* BEGIN Listed entries *

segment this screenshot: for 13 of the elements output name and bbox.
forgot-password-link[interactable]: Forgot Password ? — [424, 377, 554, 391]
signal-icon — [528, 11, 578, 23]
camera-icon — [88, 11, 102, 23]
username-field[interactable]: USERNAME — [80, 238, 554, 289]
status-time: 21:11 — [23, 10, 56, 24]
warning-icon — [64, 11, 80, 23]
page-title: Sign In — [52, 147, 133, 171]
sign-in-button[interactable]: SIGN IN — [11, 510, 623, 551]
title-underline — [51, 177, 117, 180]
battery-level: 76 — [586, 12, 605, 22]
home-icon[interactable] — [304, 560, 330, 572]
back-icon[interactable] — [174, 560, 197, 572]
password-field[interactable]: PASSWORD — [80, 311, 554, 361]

* END Listed entries *

# Instructions to follow:
Copy the entries from the beginning through the line with "camera-icon — [88, 11, 102, 23]", swapping "bbox" for "bounding box" and changing nothing else. Give only those lines.

# Full response:
segment this screenshot: for 13 of the elements output name and bounding box.
forgot-password-link[interactable]: Forgot Password ? — [424, 377, 554, 391]
signal-icon — [528, 11, 578, 23]
camera-icon — [88, 11, 102, 23]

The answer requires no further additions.